JOB: The records below must be transcribed exactly. Do not include the pictures.

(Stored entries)
§

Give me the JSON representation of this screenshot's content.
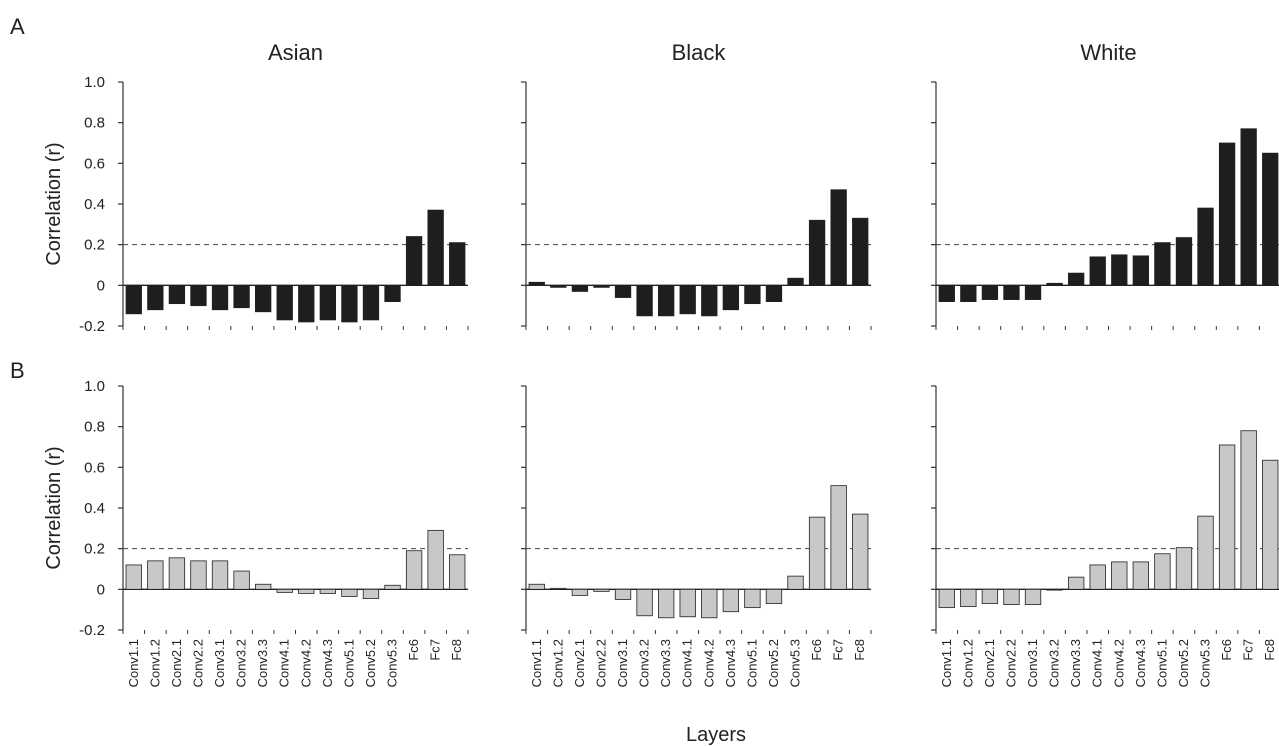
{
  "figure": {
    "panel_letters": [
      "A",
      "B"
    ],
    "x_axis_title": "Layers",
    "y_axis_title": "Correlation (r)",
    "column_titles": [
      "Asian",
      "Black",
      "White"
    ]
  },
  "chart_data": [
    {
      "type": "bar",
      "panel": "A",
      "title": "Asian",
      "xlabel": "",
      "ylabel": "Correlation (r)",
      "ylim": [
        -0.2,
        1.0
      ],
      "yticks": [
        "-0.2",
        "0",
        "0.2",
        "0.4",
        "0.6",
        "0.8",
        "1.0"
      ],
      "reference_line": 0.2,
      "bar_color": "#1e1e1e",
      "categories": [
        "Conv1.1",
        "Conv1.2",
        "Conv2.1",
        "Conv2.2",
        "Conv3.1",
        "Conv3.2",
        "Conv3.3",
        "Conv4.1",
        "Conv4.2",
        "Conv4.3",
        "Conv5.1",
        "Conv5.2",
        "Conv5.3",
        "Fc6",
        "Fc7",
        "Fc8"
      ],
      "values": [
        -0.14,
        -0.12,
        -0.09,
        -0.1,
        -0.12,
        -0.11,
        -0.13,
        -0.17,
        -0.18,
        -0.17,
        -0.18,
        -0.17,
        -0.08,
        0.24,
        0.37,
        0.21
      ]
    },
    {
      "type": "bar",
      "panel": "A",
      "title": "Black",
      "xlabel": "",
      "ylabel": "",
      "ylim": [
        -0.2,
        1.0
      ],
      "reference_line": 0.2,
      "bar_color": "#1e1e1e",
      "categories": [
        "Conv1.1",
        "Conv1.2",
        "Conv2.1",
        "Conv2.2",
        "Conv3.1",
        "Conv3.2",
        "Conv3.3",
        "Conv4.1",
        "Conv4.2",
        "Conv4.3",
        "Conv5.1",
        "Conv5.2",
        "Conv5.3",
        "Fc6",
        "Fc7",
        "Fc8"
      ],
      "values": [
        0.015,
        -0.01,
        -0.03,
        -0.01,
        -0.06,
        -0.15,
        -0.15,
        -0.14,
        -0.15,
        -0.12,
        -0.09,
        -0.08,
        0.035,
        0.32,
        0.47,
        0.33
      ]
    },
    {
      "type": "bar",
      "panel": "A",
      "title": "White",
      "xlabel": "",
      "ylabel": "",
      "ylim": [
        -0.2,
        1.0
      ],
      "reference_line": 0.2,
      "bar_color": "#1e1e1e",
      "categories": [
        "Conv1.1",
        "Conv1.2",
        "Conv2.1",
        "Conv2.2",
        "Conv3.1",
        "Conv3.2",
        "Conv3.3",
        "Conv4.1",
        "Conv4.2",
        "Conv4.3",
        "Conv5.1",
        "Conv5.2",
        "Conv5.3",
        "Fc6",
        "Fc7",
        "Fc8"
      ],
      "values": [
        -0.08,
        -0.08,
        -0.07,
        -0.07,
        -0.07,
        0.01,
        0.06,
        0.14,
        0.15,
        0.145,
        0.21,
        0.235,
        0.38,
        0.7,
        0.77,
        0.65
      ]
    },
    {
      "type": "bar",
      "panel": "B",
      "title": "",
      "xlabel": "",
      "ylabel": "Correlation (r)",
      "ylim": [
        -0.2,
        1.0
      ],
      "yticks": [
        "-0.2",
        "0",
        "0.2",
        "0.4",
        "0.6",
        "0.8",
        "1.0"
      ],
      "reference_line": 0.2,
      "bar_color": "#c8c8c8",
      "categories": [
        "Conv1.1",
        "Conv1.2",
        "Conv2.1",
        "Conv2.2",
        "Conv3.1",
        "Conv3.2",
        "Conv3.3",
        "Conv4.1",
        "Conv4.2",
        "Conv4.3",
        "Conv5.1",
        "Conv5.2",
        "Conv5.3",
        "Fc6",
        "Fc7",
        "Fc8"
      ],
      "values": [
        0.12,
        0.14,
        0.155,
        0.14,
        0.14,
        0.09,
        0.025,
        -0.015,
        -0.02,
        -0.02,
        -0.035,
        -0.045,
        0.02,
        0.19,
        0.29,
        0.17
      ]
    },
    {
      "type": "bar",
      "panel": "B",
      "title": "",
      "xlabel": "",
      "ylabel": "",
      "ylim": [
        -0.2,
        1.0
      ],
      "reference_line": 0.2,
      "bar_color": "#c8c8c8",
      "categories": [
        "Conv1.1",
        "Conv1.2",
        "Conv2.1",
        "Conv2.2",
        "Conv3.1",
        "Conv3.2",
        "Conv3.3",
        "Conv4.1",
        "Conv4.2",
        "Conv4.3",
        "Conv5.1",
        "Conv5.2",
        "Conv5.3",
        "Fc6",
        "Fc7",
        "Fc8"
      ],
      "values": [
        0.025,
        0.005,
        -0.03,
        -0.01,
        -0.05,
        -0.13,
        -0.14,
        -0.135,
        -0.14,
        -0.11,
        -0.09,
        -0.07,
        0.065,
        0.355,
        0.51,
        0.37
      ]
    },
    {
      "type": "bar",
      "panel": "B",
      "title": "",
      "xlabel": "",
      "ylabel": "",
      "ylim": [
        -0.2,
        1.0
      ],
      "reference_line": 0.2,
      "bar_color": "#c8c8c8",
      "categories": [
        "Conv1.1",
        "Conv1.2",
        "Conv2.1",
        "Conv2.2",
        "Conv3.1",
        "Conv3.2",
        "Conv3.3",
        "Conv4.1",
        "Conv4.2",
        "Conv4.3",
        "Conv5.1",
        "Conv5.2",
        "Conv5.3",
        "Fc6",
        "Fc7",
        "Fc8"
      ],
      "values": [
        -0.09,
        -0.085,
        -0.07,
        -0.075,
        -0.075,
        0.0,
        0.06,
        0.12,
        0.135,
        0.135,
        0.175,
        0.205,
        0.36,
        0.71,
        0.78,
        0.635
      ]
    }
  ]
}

§

PROBLEM SOLUTION:
Give me the JSON representation of this screenshot's content.
{
  "figure": {
    "panel_letters": [
      "A",
      "B"
    ],
    "x_axis_title": "Layers",
    "y_axis_title": "Correlation (r)",
    "column_titles": [
      "Asian",
      "Black",
      "White"
    ]
  },
  "chart_data": [
    {
      "type": "bar",
      "panel": "A",
      "title": "Asian",
      "xlabel": "",
      "ylabel": "Correlation (r)",
      "ylim": [
        -0.2,
        1.0
      ],
      "yticks": [
        "-0.2",
        "0",
        "0.2",
        "0.4",
        "0.6",
        "0.8",
        "1.0"
      ],
      "reference_line": 0.2,
      "bar_color": "#1e1e1e",
      "categories": [
        "Conv1.1",
        "Conv1.2",
        "Conv2.1",
        "Conv2.2",
        "Conv3.1",
        "Conv3.2",
        "Conv3.3",
        "Conv4.1",
        "Conv4.2",
        "Conv4.3",
        "Conv5.1",
        "Conv5.2",
        "Conv5.3",
        "Fc6",
        "Fc7",
        "Fc8"
      ],
      "values": [
        -0.14,
        -0.12,
        -0.09,
        -0.1,
        -0.12,
        -0.11,
        -0.13,
        -0.17,
        -0.18,
        -0.17,
        -0.18,
        -0.17,
        -0.08,
        0.24,
        0.37,
        0.21
      ]
    },
    {
      "type": "bar",
      "panel": "A",
      "title": "Black",
      "xlabel": "",
      "ylabel": "",
      "ylim": [
        -0.2,
        1.0
      ],
      "reference_line": 0.2,
      "bar_color": "#1e1e1e",
      "categories": [
        "Conv1.1",
        "Conv1.2",
        "Conv2.1",
        "Conv2.2",
        "Conv3.1",
        "Conv3.2",
        "Conv3.3",
        "Conv4.1",
        "Conv4.2",
        "Conv4.3",
        "Conv5.1",
        "Conv5.2",
        "Conv5.3",
        "Fc6",
        "Fc7",
        "Fc8"
      ],
      "values": [
        0.015,
        -0.01,
        -0.03,
        -0.01,
        -0.06,
        -0.15,
        -0.15,
        -0.14,
        -0.15,
        -0.12,
        -0.09,
        -0.08,
        0.035,
        0.32,
        0.47,
        0.33
      ]
    },
    {
      "type": "bar",
      "panel": "A",
      "title": "White",
      "xlabel": "",
      "ylabel": "",
      "ylim": [
        -0.2,
        1.0
      ],
      "reference_line": 0.2,
      "bar_color": "#1e1e1e",
      "categories": [
        "Conv1.1",
        "Conv1.2",
        "Conv2.1",
        "Conv2.2",
        "Conv3.1",
        "Conv3.2",
        "Conv3.3",
        "Conv4.1",
        "Conv4.2",
        "Conv4.3",
        "Conv5.1",
        "Conv5.2",
        "Conv5.3",
        "Fc6",
        "Fc7",
        "Fc8"
      ],
      "values": [
        -0.08,
        -0.08,
        -0.07,
        -0.07,
        -0.07,
        0.01,
        0.06,
        0.14,
        0.15,
        0.145,
        0.21,
        0.235,
        0.38,
        0.7,
        0.77,
        0.65
      ]
    },
    {
      "type": "bar",
      "panel": "B",
      "title": "",
      "xlabel": "",
      "ylabel": "Correlation (r)",
      "ylim": [
        -0.2,
        1.0
      ],
      "yticks": [
        "-0.2",
        "0",
        "0.2",
        "0.4",
        "0.6",
        "0.8",
        "1.0"
      ],
      "reference_line": 0.2,
      "bar_color": "#c8c8c8",
      "categories": [
        "Conv1.1",
        "Conv1.2",
        "Conv2.1",
        "Conv2.2",
        "Conv3.1",
        "Conv3.2",
        "Conv3.3",
        "Conv4.1",
        "Conv4.2",
        "Conv4.3",
        "Conv5.1",
        "Conv5.2",
        "Conv5.3",
        "Fc6",
        "Fc7",
        "Fc8"
      ],
      "values": [
        0.12,
        0.14,
        0.155,
        0.14,
        0.14,
        0.09,
        0.025,
        -0.015,
        -0.02,
        -0.02,
        -0.035,
        -0.045,
        0.02,
        0.19,
        0.29,
        0.17
      ]
    },
    {
      "type": "bar",
      "panel": "B",
      "title": "",
      "xlabel": "",
      "ylabel": "",
      "ylim": [
        -0.2,
        1.0
      ],
      "reference_line": 0.2,
      "bar_color": "#c8c8c8",
      "categories": [
        "Conv1.1",
        "Conv1.2",
        "Conv2.1",
        "Conv2.2",
        "Conv3.1",
        "Conv3.2",
        "Conv3.3",
        "Conv4.1",
        "Conv4.2",
        "Conv4.3",
        "Conv5.1",
        "Conv5.2",
        "Conv5.3",
        "Fc6",
        "Fc7",
        "Fc8"
      ],
      "values": [
        0.025,
        0.005,
        -0.03,
        -0.01,
        -0.05,
        -0.13,
        -0.14,
        -0.135,
        -0.14,
        -0.11,
        -0.09,
        -0.07,
        0.065,
        0.355,
        0.51,
        0.37
      ]
    },
    {
      "type": "bar",
      "panel": "B",
      "title": "",
      "xlabel": "",
      "ylabel": "",
      "ylim": [
        -0.2,
        1.0
      ],
      "reference_line": 0.2,
      "bar_color": "#c8c8c8",
      "categories": [
        "Conv1.1",
        "Conv1.2",
        "Conv2.1",
        "Conv2.2",
        "Conv3.1",
        "Conv3.2",
        "Conv3.3",
        "Conv4.1",
        "Conv4.2",
        "Conv4.3",
        "Conv5.1",
        "Conv5.2",
        "Conv5.3",
        "Fc6",
        "Fc7",
        "Fc8"
      ],
      "values": [
        -0.09,
        -0.085,
        -0.07,
        -0.075,
        -0.075,
        0.0,
        0.06,
        0.12,
        0.135,
        0.135,
        0.175,
        0.205,
        0.36,
        0.71,
        0.78,
        0.635
      ]
    }
  ]
}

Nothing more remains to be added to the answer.